━━ Provided records ━━

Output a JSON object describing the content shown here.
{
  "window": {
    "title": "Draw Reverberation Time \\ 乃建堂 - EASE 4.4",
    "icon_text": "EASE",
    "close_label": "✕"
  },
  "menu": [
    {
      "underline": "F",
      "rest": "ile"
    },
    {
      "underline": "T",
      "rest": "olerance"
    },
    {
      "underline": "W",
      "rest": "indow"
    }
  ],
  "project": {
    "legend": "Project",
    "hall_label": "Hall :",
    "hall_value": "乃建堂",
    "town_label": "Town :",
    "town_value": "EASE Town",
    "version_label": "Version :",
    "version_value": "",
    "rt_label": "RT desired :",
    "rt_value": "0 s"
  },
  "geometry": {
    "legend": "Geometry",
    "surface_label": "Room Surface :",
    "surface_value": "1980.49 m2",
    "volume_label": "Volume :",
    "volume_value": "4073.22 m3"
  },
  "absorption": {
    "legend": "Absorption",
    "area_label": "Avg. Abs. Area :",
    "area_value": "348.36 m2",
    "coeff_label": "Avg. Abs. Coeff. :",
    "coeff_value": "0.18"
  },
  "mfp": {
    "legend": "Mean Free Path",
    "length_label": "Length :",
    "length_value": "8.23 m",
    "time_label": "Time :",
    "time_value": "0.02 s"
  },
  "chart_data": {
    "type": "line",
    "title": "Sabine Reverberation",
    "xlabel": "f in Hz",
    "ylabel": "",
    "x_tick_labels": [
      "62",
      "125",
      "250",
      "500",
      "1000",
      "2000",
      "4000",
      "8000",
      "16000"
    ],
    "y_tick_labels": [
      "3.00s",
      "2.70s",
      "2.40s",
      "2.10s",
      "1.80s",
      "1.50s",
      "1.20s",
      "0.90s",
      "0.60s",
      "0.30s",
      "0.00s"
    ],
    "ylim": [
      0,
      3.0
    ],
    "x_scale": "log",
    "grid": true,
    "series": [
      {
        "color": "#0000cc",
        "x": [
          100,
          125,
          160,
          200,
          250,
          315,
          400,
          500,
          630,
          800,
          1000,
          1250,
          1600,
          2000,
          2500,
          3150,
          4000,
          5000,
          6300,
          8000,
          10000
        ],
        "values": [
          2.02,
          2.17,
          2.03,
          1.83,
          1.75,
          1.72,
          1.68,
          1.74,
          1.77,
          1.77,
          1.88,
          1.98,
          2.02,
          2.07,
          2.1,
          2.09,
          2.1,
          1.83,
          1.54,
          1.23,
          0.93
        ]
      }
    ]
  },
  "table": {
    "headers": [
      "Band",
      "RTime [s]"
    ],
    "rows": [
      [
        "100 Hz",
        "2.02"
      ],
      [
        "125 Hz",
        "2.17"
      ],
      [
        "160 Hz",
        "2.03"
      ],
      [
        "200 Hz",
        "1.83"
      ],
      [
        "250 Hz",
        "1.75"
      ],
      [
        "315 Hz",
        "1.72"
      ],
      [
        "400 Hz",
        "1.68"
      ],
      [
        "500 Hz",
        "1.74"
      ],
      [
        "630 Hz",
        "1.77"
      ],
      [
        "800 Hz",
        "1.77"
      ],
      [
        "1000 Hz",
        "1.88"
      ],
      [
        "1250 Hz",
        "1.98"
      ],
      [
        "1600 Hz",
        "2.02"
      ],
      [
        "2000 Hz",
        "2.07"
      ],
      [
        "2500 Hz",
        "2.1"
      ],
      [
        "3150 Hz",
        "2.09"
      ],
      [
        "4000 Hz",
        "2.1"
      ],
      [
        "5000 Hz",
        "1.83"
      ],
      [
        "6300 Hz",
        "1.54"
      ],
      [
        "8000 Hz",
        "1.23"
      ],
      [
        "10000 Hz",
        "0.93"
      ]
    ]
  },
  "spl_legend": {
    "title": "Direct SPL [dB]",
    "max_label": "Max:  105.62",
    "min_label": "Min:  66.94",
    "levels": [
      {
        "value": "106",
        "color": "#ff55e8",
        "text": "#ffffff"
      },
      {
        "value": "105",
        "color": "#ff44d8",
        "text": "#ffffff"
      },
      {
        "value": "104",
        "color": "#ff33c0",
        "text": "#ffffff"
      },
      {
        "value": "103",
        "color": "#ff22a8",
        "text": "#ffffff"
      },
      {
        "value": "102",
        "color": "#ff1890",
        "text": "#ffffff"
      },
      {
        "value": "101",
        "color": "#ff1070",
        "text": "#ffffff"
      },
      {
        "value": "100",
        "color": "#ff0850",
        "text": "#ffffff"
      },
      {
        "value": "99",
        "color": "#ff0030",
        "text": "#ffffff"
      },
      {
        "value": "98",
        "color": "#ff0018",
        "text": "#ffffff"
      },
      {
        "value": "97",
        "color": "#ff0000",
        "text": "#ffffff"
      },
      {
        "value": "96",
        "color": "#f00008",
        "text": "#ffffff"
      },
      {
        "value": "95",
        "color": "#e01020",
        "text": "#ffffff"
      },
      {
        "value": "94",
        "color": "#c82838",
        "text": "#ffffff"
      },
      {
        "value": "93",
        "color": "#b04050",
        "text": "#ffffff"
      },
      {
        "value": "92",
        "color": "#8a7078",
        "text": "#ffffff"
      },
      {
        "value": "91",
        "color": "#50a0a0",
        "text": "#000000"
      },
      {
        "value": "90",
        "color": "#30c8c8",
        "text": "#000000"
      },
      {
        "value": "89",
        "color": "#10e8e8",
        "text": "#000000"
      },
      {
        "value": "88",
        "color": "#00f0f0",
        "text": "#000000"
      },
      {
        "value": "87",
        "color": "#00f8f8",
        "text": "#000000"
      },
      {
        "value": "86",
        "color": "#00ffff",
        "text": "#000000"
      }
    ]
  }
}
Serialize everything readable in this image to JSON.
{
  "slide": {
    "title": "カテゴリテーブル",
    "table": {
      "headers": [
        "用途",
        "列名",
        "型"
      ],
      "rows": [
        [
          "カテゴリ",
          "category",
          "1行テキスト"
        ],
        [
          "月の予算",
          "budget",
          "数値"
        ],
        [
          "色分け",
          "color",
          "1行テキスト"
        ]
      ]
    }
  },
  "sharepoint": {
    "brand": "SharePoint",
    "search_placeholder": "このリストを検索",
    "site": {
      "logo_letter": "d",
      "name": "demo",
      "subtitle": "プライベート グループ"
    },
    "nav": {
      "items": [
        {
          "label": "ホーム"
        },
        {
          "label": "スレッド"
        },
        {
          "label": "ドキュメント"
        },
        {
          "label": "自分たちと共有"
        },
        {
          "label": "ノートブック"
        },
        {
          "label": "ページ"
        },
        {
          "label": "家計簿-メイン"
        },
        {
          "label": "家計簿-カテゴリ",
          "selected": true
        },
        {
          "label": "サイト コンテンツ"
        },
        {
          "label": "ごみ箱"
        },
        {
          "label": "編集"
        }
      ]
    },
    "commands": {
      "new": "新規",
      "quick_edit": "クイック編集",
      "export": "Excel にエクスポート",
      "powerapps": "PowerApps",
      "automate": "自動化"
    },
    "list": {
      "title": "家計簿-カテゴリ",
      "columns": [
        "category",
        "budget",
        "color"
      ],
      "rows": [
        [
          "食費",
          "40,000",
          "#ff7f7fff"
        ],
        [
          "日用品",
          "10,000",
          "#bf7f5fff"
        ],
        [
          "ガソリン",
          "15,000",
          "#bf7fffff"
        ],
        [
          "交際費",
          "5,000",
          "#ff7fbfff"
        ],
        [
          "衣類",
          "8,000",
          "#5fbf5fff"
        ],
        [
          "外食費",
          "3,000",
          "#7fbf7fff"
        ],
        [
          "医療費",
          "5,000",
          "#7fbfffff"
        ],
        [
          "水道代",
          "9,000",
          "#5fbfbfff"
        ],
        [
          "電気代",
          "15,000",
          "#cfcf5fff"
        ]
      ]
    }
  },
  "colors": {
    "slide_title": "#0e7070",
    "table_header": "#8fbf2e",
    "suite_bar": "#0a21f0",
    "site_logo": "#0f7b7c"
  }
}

━━━

» What the exercise asks: What is the number of lines that hold the string "Town"? Reply with that number alone.

» Solution for this task: 2